- _Problem_:
Pick out each line of the records in which the word "从业证书" appears.

(Excerpt from a dataset)
==*==
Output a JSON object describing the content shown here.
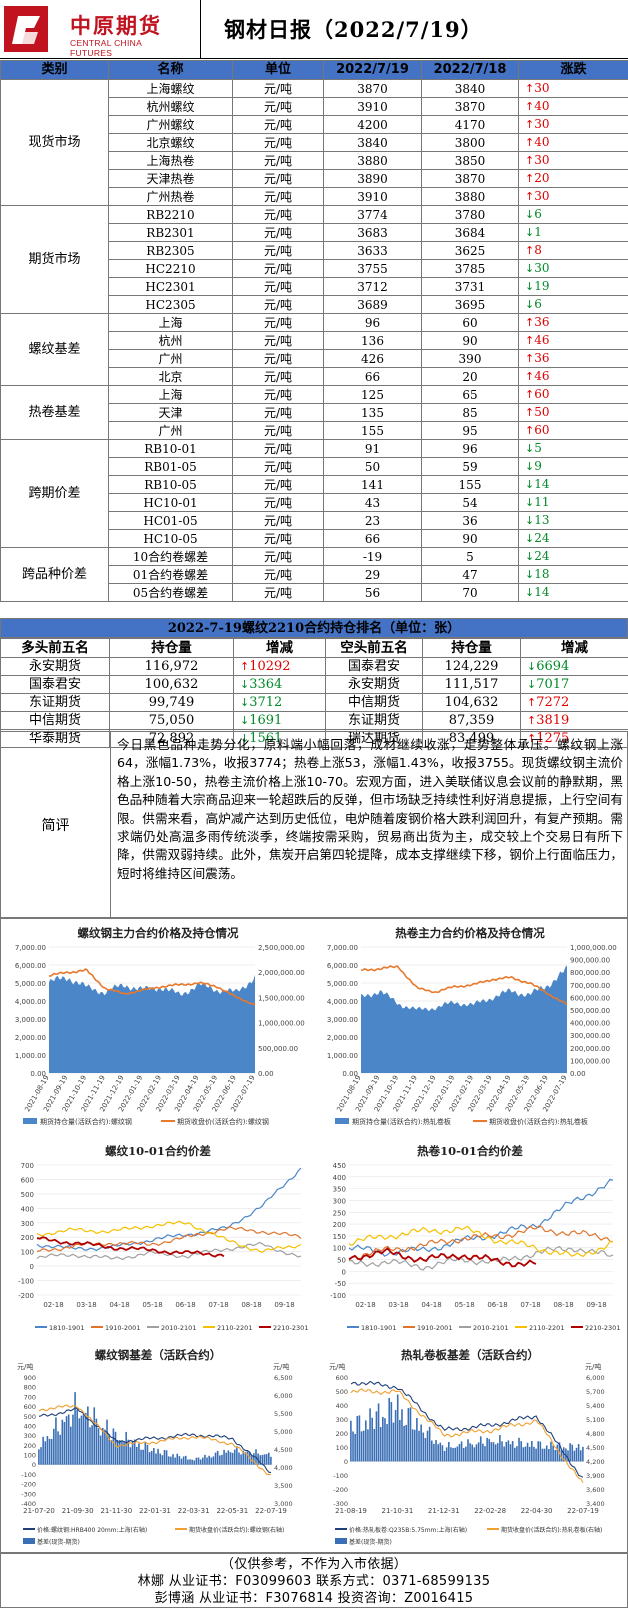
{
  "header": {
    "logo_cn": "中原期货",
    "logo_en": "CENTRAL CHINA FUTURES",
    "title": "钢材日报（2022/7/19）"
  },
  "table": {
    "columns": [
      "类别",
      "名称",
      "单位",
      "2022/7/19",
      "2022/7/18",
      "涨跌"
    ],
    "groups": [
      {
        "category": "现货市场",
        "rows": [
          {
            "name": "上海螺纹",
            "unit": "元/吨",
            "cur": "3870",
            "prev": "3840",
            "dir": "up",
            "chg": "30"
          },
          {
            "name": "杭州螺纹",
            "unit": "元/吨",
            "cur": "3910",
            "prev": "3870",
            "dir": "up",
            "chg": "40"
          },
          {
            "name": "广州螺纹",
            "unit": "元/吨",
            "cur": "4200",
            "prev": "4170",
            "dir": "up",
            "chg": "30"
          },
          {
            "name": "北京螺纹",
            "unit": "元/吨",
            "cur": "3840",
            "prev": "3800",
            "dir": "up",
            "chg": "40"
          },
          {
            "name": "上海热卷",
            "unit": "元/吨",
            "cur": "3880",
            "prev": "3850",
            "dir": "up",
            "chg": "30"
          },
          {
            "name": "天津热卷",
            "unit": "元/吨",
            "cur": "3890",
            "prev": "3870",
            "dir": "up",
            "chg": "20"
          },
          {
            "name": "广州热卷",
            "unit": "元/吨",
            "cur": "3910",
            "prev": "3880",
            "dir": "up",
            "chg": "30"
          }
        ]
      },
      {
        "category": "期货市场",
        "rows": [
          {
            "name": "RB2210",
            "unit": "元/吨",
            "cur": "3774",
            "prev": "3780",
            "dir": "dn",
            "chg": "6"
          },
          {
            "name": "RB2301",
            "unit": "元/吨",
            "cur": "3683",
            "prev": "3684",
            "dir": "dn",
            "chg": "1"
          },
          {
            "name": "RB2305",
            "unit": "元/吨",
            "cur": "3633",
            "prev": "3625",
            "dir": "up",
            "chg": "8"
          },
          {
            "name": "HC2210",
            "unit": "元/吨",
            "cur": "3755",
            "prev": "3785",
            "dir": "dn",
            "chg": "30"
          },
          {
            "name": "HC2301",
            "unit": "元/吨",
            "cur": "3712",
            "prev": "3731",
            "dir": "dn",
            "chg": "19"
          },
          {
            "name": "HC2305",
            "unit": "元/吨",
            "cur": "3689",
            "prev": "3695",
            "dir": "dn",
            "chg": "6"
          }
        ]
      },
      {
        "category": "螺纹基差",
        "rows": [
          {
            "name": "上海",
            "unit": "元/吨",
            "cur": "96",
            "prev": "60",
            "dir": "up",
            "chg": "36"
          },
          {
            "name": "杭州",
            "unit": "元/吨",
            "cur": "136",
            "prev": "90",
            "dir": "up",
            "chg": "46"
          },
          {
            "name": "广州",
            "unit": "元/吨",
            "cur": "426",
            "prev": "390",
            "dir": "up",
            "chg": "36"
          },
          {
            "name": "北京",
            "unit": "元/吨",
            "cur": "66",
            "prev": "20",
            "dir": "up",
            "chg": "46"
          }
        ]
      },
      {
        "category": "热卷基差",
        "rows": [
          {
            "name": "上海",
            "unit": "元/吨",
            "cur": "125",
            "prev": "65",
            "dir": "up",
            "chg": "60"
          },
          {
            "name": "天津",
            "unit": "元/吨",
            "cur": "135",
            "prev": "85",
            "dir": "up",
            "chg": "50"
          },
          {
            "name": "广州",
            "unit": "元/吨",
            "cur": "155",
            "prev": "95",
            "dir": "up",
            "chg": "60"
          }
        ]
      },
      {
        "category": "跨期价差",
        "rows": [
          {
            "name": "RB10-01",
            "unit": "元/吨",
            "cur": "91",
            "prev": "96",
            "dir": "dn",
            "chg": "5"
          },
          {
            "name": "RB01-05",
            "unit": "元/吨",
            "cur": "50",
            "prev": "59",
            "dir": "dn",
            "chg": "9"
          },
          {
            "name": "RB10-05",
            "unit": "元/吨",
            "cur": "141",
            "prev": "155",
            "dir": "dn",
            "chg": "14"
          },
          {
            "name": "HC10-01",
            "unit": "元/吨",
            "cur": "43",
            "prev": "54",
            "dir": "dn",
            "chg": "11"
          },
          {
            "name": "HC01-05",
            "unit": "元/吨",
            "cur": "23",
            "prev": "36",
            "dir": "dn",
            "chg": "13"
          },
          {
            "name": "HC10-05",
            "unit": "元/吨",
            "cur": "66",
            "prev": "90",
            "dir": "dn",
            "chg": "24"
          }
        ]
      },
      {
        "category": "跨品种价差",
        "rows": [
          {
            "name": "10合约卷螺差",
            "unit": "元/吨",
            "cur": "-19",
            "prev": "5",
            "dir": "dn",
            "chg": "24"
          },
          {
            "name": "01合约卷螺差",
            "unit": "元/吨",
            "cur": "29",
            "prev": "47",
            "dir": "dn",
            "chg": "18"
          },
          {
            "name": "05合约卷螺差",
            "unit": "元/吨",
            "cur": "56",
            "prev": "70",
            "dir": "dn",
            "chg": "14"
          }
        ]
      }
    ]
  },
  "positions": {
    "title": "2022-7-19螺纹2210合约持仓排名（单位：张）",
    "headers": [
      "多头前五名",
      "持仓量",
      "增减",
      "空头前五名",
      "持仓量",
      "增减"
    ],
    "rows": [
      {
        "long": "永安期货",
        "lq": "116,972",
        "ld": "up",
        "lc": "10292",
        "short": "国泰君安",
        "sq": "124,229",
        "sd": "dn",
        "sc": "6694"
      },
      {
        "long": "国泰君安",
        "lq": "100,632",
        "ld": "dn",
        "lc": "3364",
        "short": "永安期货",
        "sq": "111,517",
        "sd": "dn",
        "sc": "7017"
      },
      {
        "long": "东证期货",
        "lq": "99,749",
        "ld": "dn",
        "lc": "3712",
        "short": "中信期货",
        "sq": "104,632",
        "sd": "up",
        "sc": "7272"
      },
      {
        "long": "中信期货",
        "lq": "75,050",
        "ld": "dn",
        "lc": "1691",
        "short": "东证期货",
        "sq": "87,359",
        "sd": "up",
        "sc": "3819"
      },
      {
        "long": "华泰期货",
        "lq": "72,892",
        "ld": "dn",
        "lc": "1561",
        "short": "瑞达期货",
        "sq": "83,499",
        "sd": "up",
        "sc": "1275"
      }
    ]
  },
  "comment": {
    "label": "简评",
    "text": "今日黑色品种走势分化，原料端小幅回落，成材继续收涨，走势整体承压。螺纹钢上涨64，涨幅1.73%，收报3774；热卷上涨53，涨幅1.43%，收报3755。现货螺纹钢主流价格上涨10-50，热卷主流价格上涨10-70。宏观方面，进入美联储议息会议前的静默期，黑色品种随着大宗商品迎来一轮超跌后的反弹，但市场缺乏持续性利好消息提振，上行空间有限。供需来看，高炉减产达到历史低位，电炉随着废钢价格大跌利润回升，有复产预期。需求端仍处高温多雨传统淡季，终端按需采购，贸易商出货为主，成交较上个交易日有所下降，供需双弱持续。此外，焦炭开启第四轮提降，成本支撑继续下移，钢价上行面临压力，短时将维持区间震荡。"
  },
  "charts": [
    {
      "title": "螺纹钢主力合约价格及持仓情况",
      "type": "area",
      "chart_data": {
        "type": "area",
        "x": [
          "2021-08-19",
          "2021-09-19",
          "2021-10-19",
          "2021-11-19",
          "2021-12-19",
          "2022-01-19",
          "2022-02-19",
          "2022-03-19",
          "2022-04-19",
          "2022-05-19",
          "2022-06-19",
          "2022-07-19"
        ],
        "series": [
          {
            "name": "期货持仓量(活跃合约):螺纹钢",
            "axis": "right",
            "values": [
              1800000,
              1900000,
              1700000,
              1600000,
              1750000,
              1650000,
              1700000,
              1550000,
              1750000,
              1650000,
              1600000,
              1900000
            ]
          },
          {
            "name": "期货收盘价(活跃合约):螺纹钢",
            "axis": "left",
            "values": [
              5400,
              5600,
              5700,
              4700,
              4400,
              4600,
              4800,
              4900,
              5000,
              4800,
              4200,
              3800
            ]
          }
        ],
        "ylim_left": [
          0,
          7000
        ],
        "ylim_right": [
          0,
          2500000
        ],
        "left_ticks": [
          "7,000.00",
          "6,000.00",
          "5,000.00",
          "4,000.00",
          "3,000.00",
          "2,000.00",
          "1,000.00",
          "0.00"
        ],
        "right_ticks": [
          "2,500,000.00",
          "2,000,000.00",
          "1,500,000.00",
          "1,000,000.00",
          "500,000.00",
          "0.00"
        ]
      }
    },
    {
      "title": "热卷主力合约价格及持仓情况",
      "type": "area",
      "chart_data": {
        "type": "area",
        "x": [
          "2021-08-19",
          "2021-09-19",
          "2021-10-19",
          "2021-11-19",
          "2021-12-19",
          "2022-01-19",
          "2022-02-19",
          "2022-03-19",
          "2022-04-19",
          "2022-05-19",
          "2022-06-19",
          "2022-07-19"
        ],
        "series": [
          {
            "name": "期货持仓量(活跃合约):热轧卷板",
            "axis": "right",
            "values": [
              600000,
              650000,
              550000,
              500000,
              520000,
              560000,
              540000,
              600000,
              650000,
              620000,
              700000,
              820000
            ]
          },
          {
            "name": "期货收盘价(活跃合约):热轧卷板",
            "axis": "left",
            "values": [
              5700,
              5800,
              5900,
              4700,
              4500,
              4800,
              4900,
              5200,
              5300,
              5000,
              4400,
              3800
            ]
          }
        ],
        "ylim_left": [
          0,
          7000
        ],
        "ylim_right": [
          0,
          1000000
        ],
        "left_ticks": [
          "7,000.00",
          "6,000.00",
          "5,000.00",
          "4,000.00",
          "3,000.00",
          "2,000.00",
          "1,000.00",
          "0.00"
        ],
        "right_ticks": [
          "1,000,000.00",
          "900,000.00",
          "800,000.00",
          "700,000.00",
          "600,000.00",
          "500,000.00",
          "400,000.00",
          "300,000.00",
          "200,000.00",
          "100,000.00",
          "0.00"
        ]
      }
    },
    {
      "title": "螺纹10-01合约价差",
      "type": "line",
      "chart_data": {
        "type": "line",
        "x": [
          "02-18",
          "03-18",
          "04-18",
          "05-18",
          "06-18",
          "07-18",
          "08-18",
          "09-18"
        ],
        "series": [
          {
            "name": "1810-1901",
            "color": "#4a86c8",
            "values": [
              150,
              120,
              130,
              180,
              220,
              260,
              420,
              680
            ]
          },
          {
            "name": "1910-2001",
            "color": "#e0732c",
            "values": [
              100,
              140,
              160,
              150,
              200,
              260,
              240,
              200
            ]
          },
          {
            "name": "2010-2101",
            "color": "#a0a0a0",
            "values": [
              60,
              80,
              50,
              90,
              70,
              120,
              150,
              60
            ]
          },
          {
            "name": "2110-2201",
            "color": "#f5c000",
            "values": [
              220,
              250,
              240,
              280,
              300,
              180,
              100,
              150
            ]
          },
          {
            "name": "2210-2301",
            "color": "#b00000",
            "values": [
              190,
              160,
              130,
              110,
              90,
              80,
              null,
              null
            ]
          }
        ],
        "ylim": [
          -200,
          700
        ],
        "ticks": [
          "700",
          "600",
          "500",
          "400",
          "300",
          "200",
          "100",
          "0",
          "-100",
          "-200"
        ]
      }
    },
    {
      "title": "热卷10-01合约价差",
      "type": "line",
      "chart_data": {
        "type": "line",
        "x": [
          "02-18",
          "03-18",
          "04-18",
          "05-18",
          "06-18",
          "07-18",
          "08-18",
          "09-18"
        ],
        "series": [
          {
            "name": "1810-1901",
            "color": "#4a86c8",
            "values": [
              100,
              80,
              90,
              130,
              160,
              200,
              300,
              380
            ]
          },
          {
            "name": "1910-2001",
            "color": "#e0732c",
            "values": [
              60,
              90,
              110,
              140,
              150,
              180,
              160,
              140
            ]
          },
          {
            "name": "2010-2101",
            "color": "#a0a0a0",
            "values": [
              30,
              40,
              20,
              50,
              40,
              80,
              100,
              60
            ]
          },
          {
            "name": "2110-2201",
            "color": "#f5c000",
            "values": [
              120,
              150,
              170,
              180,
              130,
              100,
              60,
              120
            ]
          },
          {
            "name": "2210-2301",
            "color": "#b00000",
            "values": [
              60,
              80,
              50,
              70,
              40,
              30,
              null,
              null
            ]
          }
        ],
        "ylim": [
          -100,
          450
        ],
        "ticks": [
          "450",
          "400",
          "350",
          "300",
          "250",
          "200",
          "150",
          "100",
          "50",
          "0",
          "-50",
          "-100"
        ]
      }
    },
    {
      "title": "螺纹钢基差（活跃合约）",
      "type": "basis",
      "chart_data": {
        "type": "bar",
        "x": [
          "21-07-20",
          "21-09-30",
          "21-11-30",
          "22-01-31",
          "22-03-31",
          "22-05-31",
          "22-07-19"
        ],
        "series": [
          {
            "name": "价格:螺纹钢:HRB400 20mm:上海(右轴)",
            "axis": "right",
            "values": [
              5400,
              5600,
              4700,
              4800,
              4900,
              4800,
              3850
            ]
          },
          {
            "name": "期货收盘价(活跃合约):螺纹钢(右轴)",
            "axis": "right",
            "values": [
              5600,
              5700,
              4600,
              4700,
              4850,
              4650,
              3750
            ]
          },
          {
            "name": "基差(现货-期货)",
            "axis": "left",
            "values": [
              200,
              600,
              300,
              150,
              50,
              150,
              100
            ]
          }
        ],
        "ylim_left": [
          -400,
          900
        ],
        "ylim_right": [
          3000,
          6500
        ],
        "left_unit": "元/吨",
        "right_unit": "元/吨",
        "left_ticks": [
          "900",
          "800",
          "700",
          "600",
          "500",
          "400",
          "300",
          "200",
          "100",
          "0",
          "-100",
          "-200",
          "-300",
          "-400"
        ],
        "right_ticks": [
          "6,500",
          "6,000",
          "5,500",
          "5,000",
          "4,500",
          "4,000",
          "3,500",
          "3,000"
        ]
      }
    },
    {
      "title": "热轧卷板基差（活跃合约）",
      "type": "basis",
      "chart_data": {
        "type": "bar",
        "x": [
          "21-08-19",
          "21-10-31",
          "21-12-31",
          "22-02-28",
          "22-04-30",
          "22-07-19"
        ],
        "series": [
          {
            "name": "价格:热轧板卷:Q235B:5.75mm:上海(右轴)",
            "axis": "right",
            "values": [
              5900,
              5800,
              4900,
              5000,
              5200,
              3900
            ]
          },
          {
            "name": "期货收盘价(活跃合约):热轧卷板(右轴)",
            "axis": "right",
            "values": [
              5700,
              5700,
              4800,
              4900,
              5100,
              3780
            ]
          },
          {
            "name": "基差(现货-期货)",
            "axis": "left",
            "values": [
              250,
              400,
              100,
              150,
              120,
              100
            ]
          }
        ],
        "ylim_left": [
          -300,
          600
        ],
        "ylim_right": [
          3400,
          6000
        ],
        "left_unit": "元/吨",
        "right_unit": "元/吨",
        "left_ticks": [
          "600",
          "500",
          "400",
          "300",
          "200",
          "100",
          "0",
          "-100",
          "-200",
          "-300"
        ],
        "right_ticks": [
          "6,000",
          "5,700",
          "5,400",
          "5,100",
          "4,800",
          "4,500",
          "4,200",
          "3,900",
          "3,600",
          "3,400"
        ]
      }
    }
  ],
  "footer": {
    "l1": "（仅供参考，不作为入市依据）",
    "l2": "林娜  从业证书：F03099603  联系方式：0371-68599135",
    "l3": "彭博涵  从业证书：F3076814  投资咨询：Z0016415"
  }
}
==*==
- _Final answer_:
    "l2": "林娜  从业证书：F03099603  联系方式：0371-68599135",
    "l3": "彭博涵  从业证书：F3076814  投资咨询：Z0016415"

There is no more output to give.